▶ [WHAT TO PRODUCE]: Copy the lines holding the word "остров", all of them.

### DATA PROVIDED ###

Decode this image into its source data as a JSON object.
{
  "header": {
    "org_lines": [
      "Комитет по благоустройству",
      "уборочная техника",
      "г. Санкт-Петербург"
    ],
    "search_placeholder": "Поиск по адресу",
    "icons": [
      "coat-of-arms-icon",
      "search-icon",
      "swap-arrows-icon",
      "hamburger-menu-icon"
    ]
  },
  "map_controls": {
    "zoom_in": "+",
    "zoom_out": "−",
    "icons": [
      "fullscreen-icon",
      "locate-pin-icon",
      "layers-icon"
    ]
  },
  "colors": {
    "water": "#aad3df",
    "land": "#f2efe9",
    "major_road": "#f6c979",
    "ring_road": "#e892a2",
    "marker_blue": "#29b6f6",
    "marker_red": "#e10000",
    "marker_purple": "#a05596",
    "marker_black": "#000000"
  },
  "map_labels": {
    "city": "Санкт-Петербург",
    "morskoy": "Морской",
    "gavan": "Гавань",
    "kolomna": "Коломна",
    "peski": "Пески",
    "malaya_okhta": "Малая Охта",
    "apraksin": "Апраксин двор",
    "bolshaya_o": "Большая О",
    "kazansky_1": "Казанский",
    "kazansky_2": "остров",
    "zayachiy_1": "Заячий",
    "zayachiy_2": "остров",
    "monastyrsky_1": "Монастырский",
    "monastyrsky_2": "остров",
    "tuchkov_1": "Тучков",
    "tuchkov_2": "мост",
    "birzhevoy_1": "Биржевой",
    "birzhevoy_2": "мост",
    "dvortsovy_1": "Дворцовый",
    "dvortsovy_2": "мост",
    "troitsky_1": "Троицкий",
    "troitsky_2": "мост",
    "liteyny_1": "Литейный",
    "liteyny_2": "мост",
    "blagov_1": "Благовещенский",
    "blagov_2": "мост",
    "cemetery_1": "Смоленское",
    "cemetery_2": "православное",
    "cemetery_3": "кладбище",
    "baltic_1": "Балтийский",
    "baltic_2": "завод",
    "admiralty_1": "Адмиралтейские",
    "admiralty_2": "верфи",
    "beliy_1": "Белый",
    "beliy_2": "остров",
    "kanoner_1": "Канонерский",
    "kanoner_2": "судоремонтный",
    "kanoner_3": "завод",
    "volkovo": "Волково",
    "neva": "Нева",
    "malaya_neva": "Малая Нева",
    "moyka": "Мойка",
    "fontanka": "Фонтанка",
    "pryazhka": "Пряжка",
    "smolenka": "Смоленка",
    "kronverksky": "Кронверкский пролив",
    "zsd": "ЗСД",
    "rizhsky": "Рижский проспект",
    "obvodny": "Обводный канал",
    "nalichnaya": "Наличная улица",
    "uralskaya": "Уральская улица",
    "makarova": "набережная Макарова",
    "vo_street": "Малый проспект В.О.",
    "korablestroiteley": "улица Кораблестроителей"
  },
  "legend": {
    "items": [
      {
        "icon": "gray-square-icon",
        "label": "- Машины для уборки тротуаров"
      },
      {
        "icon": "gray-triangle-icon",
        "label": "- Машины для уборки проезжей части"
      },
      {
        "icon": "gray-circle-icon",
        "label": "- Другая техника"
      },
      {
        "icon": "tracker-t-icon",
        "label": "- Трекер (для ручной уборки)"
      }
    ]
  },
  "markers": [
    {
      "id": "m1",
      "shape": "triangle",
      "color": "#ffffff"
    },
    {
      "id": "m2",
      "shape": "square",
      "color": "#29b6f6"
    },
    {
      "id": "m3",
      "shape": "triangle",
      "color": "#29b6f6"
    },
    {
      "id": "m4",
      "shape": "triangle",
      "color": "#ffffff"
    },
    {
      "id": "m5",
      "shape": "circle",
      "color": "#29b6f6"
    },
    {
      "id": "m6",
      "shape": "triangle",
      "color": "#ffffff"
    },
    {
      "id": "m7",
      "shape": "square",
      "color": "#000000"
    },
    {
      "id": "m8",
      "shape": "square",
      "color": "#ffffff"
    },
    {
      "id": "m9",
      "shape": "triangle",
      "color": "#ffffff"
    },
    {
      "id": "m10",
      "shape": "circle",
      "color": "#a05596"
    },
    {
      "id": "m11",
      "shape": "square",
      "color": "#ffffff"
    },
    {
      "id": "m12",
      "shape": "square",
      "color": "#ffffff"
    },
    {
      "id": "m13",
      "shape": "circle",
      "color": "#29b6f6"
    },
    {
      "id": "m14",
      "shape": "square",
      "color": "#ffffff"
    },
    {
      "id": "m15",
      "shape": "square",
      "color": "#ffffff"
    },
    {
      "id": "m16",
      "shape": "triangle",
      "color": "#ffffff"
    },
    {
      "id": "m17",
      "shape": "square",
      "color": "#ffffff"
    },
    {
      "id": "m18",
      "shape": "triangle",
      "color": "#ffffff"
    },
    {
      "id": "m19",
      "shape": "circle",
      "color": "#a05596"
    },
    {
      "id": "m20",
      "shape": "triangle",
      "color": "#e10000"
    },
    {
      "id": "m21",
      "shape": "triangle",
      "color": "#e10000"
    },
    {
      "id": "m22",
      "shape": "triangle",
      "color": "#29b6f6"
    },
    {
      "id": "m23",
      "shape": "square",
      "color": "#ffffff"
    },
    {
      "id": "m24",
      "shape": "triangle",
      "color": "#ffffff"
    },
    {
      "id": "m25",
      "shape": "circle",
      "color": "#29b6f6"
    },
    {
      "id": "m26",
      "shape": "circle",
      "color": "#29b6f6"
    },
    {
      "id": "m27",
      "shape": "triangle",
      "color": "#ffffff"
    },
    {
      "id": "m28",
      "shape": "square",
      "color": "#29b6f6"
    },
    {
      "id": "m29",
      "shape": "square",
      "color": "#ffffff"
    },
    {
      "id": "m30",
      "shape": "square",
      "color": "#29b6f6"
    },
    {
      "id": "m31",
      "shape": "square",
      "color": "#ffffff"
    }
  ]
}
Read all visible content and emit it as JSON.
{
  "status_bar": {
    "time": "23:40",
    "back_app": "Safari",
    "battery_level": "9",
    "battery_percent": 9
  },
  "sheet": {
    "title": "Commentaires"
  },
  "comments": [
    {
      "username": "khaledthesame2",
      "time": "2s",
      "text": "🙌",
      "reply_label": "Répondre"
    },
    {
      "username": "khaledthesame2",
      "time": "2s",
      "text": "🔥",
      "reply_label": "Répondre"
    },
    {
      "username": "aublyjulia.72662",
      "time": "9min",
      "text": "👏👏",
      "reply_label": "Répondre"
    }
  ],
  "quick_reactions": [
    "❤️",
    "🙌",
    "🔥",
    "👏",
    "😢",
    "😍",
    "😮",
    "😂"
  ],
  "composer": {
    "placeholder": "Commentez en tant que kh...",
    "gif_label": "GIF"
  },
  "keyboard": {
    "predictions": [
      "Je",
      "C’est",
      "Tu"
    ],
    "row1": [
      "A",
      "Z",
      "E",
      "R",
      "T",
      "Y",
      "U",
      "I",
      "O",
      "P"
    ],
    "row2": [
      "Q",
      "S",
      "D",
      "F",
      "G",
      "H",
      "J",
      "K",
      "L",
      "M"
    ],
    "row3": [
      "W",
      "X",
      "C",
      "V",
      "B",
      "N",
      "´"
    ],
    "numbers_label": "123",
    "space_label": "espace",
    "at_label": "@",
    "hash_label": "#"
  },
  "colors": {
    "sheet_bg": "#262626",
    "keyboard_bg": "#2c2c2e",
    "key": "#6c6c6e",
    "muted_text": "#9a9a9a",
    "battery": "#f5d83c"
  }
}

###

▶ [ANSWER TO THIS TASK]:
    "kazansky_2": "остров",
    "zayachiy_2": "остров",
    "monastyrsky_2": "остров",
    "beliy_2": "остров",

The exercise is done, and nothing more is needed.